(Records about charts and figures)
╭──

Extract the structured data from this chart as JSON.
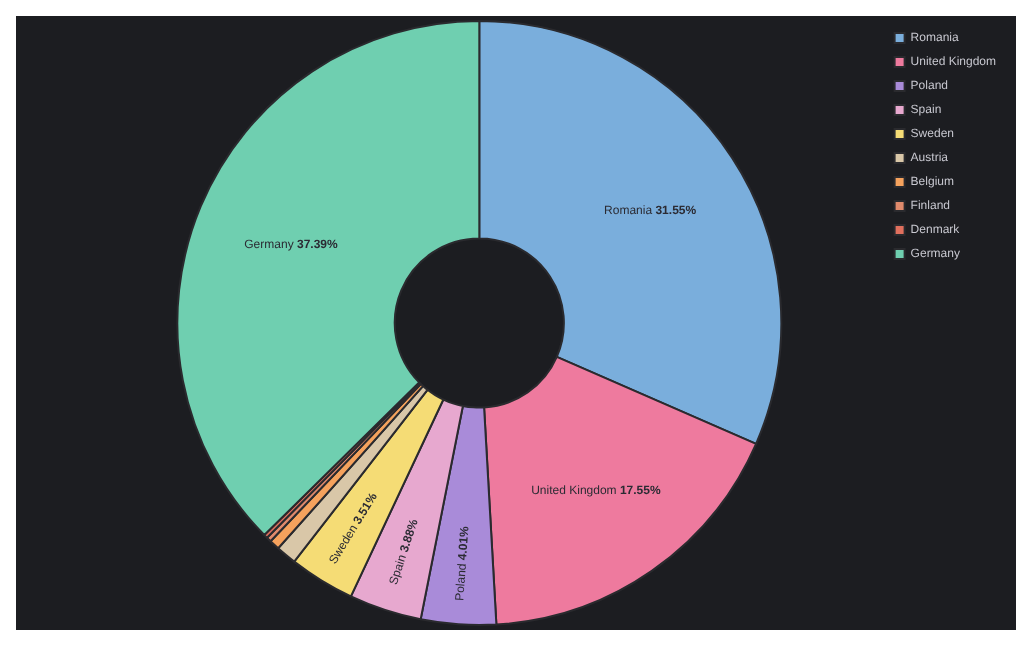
{
  "chart_data": {
    "type": "donut",
    "categories": [
      "Romania",
      "United Kingdom",
      "Poland",
      "Spain",
      "Sweden",
      "Austria",
      "Belgium",
      "Finland",
      "Denmark",
      "Germany"
    ],
    "values": [
      31.55,
      17.55,
      4.01,
      3.88,
      3.51,
      1.1,
      0.55,
      0.26,
      0.2,
      37.39
    ],
    "colors": [
      "#7aaedc",
      "#ee7a9e",
      "#a98bd9",
      "#e7a8cf",
      "#f5dc75",
      "#d9c7a8",
      "#f5a25d",
      "#e08a6c",
      "#e06f5d",
      "#6fcfb0"
    ],
    "value_labels": [
      "31.55%",
      "17.55%",
      "4.01%",
      "3.88%",
      "3.51%",
      null,
      null,
      null,
      null,
      "37.39%"
    ],
    "legend": "top right"
  }
}
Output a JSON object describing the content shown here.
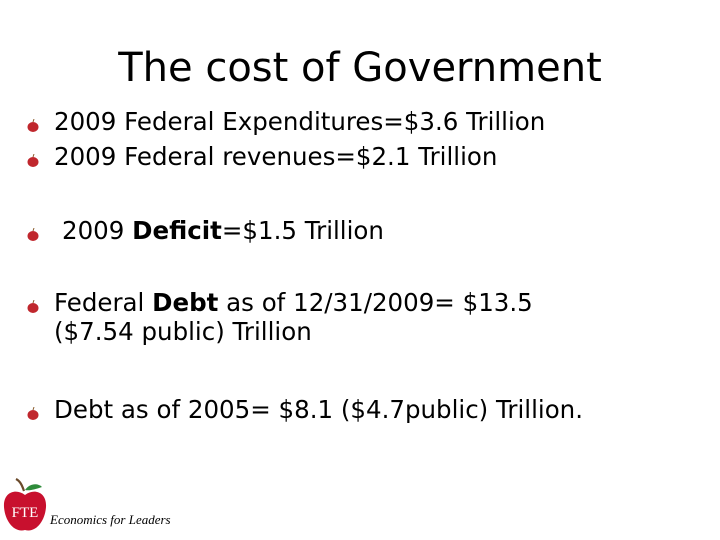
{
  "slide": {
    "title": "The cost of Government",
    "bullets": [
      {
        "parts": [
          {
            "text": "2009 Federal Expenditures=$3.6 Trillion",
            "bold": false
          }
        ]
      },
      {
        "parts": [
          {
            "text": "2009 Federal revenues=$2.1 Trillion",
            "bold": false
          }
        ]
      },
      {
        "parts": [
          {
            "text": "2009 ",
            "bold": false
          },
          {
            "text": "Deficit",
            "bold": true
          },
          {
            "text": "=$1.5 Trillion",
            "bold": false
          }
        ]
      },
      {
        "parts": [
          {
            "text": "Federal ",
            "bold": false
          },
          {
            "text": "Debt",
            "bold": true
          },
          {
            "text": " as of 12/31/2009= $13.5",
            "bold": false
          },
          {
            "text": "($7.54 public) Trillion",
            "bold": false,
            "newline": true
          }
        ]
      },
      {
        "parts": [
          {
            "text": "Debt as of 2005= $8.1 ($4.7public) Trillion.",
            "bold": false
          }
        ]
      }
    ],
    "logo_text": "FTE",
    "footer": "Economics for Leaders",
    "bullet_icon": "apple-icon",
    "colors": {
      "bullet": "#c0272d",
      "logo": "#c8102e",
      "text": "#000000"
    }
  }
}
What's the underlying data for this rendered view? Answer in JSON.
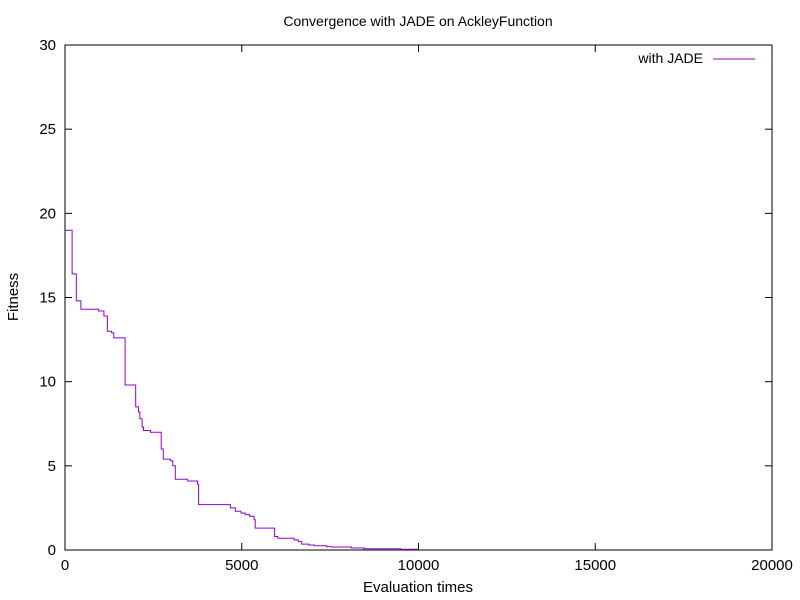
{
  "chart_data": {
    "type": "line",
    "title": "Convergence with JADE on AckleyFunction",
    "xlabel": "Evaluation times",
    "ylabel": "Fitness",
    "xlim": [
      0,
      20000
    ],
    "ylim": [
      0,
      30
    ],
    "xticks": [
      0,
      5000,
      10000,
      15000,
      20000
    ],
    "yticks": [
      0,
      5,
      10,
      15,
      20,
      25,
      30
    ],
    "grid": false,
    "legend_position": "top-right",
    "colors": {
      "series": "#9400d3",
      "axis": "#000000",
      "background": "#ffffff"
    },
    "series": [
      {
        "name": "with JADE",
        "step": true,
        "x": [
          0,
          200,
          320,
          450,
          950,
          1100,
          1200,
          1320,
          1380,
          1700,
          2000,
          2080,
          2120,
          2180,
          2220,
          2420,
          2720,
          2780,
          2980,
          3050,
          3120,
          3470,
          3750,
          3780,
          4680,
          4820,
          4980,
          5100,
          5220,
          5350,
          5380,
          5780,
          5930,
          6020,
          6480,
          6600,
          6700,
          6900,
          7050,
          7400,
          7550,
          8100,
          8450,
          9500,
          10000
        ],
        "y": [
          19.0,
          16.4,
          14.8,
          14.3,
          14.2,
          13.9,
          13.0,
          12.9,
          12.6,
          9.8,
          8.5,
          8.2,
          7.8,
          7.3,
          7.1,
          7.0,
          6.0,
          5.4,
          5.3,
          5.0,
          4.2,
          4.1,
          3.9,
          2.7,
          2.5,
          2.3,
          2.2,
          2.1,
          2.0,
          1.8,
          1.3,
          1.3,
          0.8,
          0.7,
          0.6,
          0.5,
          0.35,
          0.3,
          0.25,
          0.2,
          0.18,
          0.12,
          0.08,
          0.04,
          0.02
        ]
      }
    ]
  }
}
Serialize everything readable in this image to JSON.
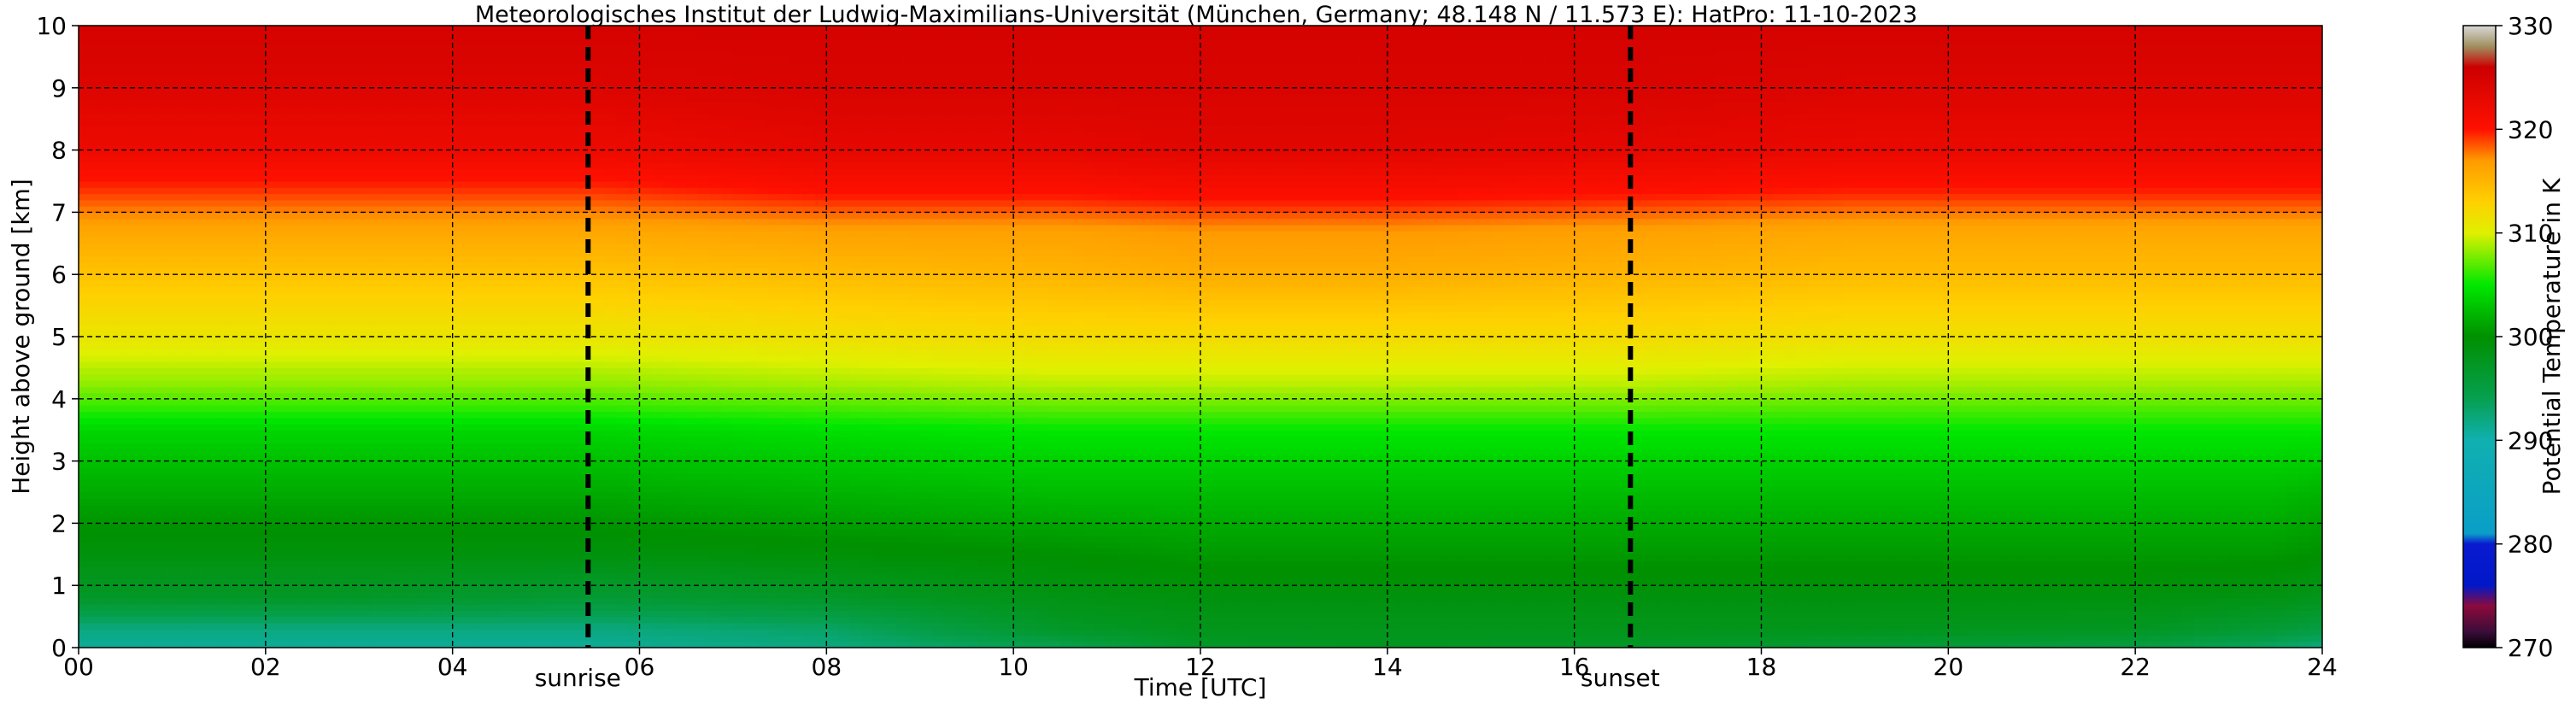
{
  "chart_data": {
    "type": "heatmap",
    "title": "Meteorologisches Institut der Ludwig-Maximilians-Universität (München, Germany; 48.148 N / 11.573 E):    HatPro: 11-10-2023",
    "xlabel": "Time [UTC]",
    "ylabel": "Height above ground [km]",
    "xlim": [
      0,
      24
    ],
    "ylim": [
      0,
      10
    ],
    "x_ticks": [
      "00",
      "02",
      "04",
      "06",
      "08",
      "10",
      "12",
      "14",
      "16",
      "18",
      "20",
      "22",
      "24"
    ],
    "y_ticks": [
      "0",
      "1",
      "2",
      "3",
      "4",
      "5",
      "6",
      "7",
      "8",
      "9",
      "10"
    ],
    "grid": true,
    "colorbar": {
      "label": "Potential Temperature in K",
      "range": [
        270,
        330
      ],
      "ticks": [
        "270",
        "280",
        "290",
        "300",
        "310",
        "320",
        "330"
      ],
      "stops": [
        {
          "value": 270,
          "color": "#000000"
        },
        {
          "value": 271.5,
          "color": "#3a0d3a"
        },
        {
          "value": 274,
          "color": "#8b0a3c"
        },
        {
          "value": 276,
          "color": "#0018c8"
        },
        {
          "value": 280,
          "color": "#0a1ad0"
        },
        {
          "value": 281,
          "color": "#0a9ec8"
        },
        {
          "value": 290,
          "color": "#10b0b0"
        },
        {
          "value": 294,
          "color": "#06a050"
        },
        {
          "value": 300,
          "color": "#009000"
        },
        {
          "value": 305,
          "color": "#00e800"
        },
        {
          "value": 310,
          "color": "#e0f000"
        },
        {
          "value": 313,
          "color": "#ffd000"
        },
        {
          "value": 317,
          "color": "#ff9a00"
        },
        {
          "value": 320,
          "color": "#ff1000"
        },
        {
          "value": 326,
          "color": "#cc0000"
        },
        {
          "value": 328,
          "color": "#a09060"
        },
        {
          "value": 330,
          "color": "#d8d8d8"
        }
      ]
    },
    "profile_times": [
      0,
      3,
      5.5,
      8,
      10.5,
      12,
      14,
      16.6,
      19,
      22,
      23.5,
      24
    ],
    "profile_heights": [
      0,
      0.3,
      0.8,
      1.5,
      2.5,
      3.5,
      4.2,
      5,
      6,
      6.7,
      7.3,
      8,
      9,
      10
    ],
    "profile_values": [
      [
        291,
        292,
        297,
        299,
        301.5,
        304,
        308,
        311,
        314,
        316,
        319,
        322,
        324,
        325
      ],
      [
        291,
        292,
        297,
        299,
        301.5,
        304,
        308,
        311,
        314,
        316,
        319,
        322,
        324,
        325
      ],
      [
        291,
        292,
        296,
        299,
        301.5,
        304,
        308,
        311,
        314,
        316,
        319,
        322,
        324,
        325
      ],
      [
        292,
        293,
        297,
        299.5,
        302,
        304.5,
        308.5,
        311.5,
        314.5,
        316.5,
        320,
        323,
        324.5,
        325
      ],
      [
        294,
        297,
        298.5,
        300,
        302.5,
        305,
        309,
        312,
        315,
        316.5,
        320,
        323,
        324.5,
        325
      ],
      [
        297,
        298,
        299,
        300.5,
        302.5,
        305,
        309,
        312,
        315.5,
        317,
        320.5,
        323.5,
        324.5,
        325
      ],
      [
        297.5,
        298,
        299,
        300.5,
        302.5,
        305,
        309,
        312,
        315.5,
        317,
        320.5,
        323.5,
        324.5,
        325
      ],
      [
        297,
        298,
        299,
        300.5,
        302.5,
        305,
        309,
        312,
        315,
        316.5,
        320,
        323,
        324.5,
        325
      ],
      [
        296,
        298,
        299,
        300.5,
        302.5,
        305,
        308.5,
        311.5,
        314.5,
        316,
        319.5,
        322.5,
        324,
        325
      ],
      [
        295,
        297.5,
        299,
        300.5,
        302.5,
        305,
        308.5,
        311.5,
        314.5,
        316,
        319.5,
        322.5,
        324,
        325
      ],
      [
        293,
        296,
        298.5,
        300.5,
        302.5,
        305,
        308.5,
        311.5,
        314.5,
        316,
        319.5,
        322.5,
        324,
        325
      ],
      [
        292,
        295,
        298,
        300,
        302,
        305,
        308.5,
        311.5,
        314.5,
        316,
        319.5,
        322.5,
        324,
        325
      ]
    ],
    "annotations": [
      {
        "label": "sunrise",
        "time": 5.45
      },
      {
        "label": "sunset",
        "time": 16.6
      }
    ]
  }
}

╰──

Check each line of these records for the string "JSON" and state only how many lines have it.

# [Response to the exercise]
4